Records excerpted from a collection
══════════════════════════════

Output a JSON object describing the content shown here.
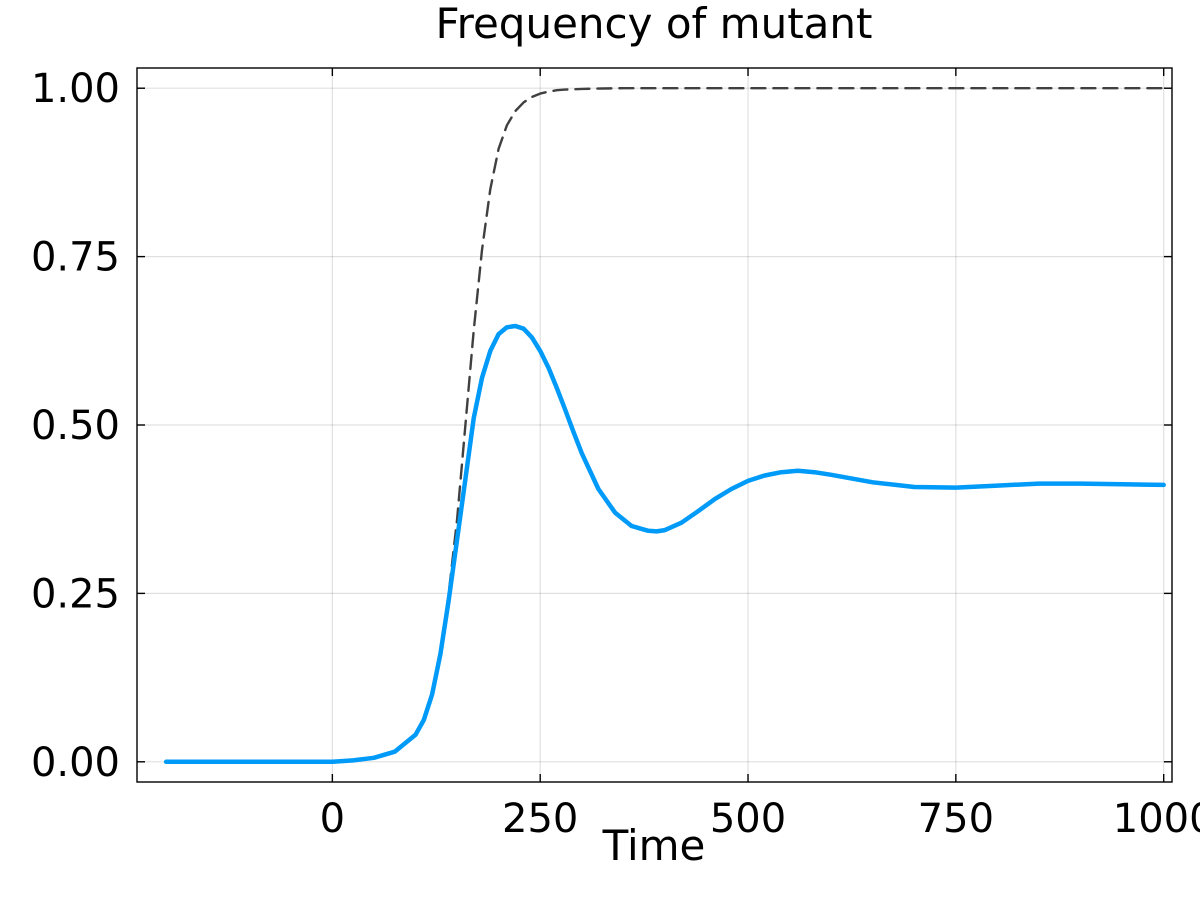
{
  "chart_data": {
    "type": "line",
    "title": "Frequency of mutant",
    "xlabel": "Time",
    "ylabel": "",
    "xlim": [
      -235,
      1010
    ],
    "ylim": [
      -0.03,
      1.03
    ],
    "xticks": [
      0,
      250,
      500,
      750,
      1000
    ],
    "xtick_labels": [
      "0",
      "250",
      "500",
      "750",
      "1000"
    ],
    "yticks": [
      0,
      0.25,
      0.5,
      0.75,
      1.0
    ],
    "ytick_labels": [
      "0.00",
      "0.25",
      "0.50",
      "0.75",
      "1.00"
    ],
    "grid": true,
    "legend": "none",
    "series": [
      {
        "color": "#009af9",
        "style": "solid",
        "x": [
          -200,
          -150,
          -100,
          -50,
          0,
          25,
          50,
          75,
          100,
          110,
          120,
          130,
          140,
          150,
          160,
          170,
          180,
          190,
          200,
          210,
          220,
          230,
          240,
          250,
          260,
          270,
          280,
          290,
          300,
          320,
          340,
          360,
          380,
          390,
          400,
          420,
          440,
          460,
          480,
          500,
          520,
          540,
          560,
          580,
          600,
          650,
          700,
          750,
          800,
          850,
          900,
          950,
          1000
        ],
        "y": [
          0.0,
          0.0,
          0.0,
          0.0,
          0.0,
          0.002,
          0.006,
          0.015,
          0.04,
          0.062,
          0.1,
          0.16,
          0.24,
          0.33,
          0.42,
          0.51,
          0.57,
          0.61,
          0.635,
          0.645,
          0.647,
          0.643,
          0.63,
          0.61,
          0.585,
          0.555,
          0.523,
          0.49,
          0.458,
          0.405,
          0.37,
          0.35,
          0.343,
          0.342,
          0.344,
          0.355,
          0.372,
          0.39,
          0.405,
          0.417,
          0.425,
          0.43,
          0.432,
          0.43,
          0.426,
          0.415,
          0.408,
          0.407,
          0.41,
          0.413,
          0.413,
          0.412,
          0.411
        ]
      },
      {
        "color": "#404040",
        "style": "dashed",
        "x": [
          0,
          25,
          50,
          75,
          100,
          110,
          120,
          130,
          140,
          150,
          160,
          170,
          180,
          190,
          200,
          210,
          220,
          230,
          240,
          250,
          260,
          270,
          280,
          300,
          325,
          350,
          400,
          500,
          600,
          700,
          800,
          900,
          1000
        ],
        "y": [
          0.0,
          0.002,
          0.006,
          0.015,
          0.04,
          0.062,
          0.1,
          0.16,
          0.25,
          0.36,
          0.5,
          0.64,
          0.76,
          0.85,
          0.91,
          0.945,
          0.966,
          0.979,
          0.987,
          0.992,
          0.995,
          0.997,
          0.998,
          0.999,
          0.9995,
          1.0,
          1.0,
          1.0,
          1.0,
          1.0,
          1.0,
          1.0,
          1.0
        ]
      }
    ]
  }
}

══════════════════════════════

_Aim:_
Omit pictures; set down the rest of the material word for word.

_Exercise output:_
Output a JSON object describing the content shown here.
{
  "chart_data": {
    "type": "line",
    "title": "Frequency of mutant",
    "xlabel": "Time",
    "ylabel": "",
    "xlim": [
      -235,
      1010
    ],
    "ylim": [
      -0.03,
      1.03
    ],
    "xticks": [
      0,
      250,
      500,
      750,
      1000
    ],
    "xtick_labels": [
      "0",
      "250",
      "500",
      "750",
      "1000"
    ],
    "yticks": [
      0,
      0.25,
      0.5,
      0.75,
      1.0
    ],
    "ytick_labels": [
      "0.00",
      "0.25",
      "0.50",
      "0.75",
      "1.00"
    ],
    "grid": true,
    "legend": "none",
    "series": [
      {
        "color": "#009af9",
        "style": "solid",
        "x": [
          -200,
          -150,
          -100,
          -50,
          0,
          25,
          50,
          75,
          100,
          110,
          120,
          130,
          140,
          150,
          160,
          170,
          180,
          190,
          200,
          210,
          220,
          230,
          240,
          250,
          260,
          270,
          280,
          290,
          300,
          320,
          340,
          360,
          380,
          390,
          400,
          420,
          440,
          460,
          480,
          500,
          520,
          540,
          560,
          580,
          600,
          650,
          700,
          750,
          800,
          850,
          900,
          950,
          1000
        ],
        "y": [
          0.0,
          0.0,
          0.0,
          0.0,
          0.0,
          0.002,
          0.006,
          0.015,
          0.04,
          0.062,
          0.1,
          0.16,
          0.24,
          0.33,
          0.42,
          0.51,
          0.57,
          0.61,
          0.635,
          0.645,
          0.647,
          0.643,
          0.63,
          0.61,
          0.585,
          0.555,
          0.523,
          0.49,
          0.458,
          0.405,
          0.37,
          0.35,
          0.343,
          0.342,
          0.344,
          0.355,
          0.372,
          0.39,
          0.405,
          0.417,
          0.425,
          0.43,
          0.432,
          0.43,
          0.426,
          0.415,
          0.408,
          0.407,
          0.41,
          0.413,
          0.413,
          0.412,
          0.411
        ]
      },
      {
        "color": "#404040",
        "style": "dashed",
        "x": [
          0,
          25,
          50,
          75,
          100,
          110,
          120,
          130,
          140,
          150,
          160,
          170,
          180,
          190,
          200,
          210,
          220,
          230,
          240,
          250,
          260,
          270,
          280,
          300,
          325,
          350,
          400,
          500,
          600,
          700,
          800,
          900,
          1000
        ],
        "y": [
          0.0,
          0.002,
          0.006,
          0.015,
          0.04,
          0.062,
          0.1,
          0.16,
          0.25,
          0.36,
          0.5,
          0.64,
          0.76,
          0.85,
          0.91,
          0.945,
          0.966,
          0.979,
          0.987,
          0.992,
          0.995,
          0.997,
          0.998,
          0.999,
          0.9995,
          1.0,
          1.0,
          1.0,
          1.0,
          1.0,
          1.0,
          1.0,
          1.0
        ]
      }
    ]
  }
}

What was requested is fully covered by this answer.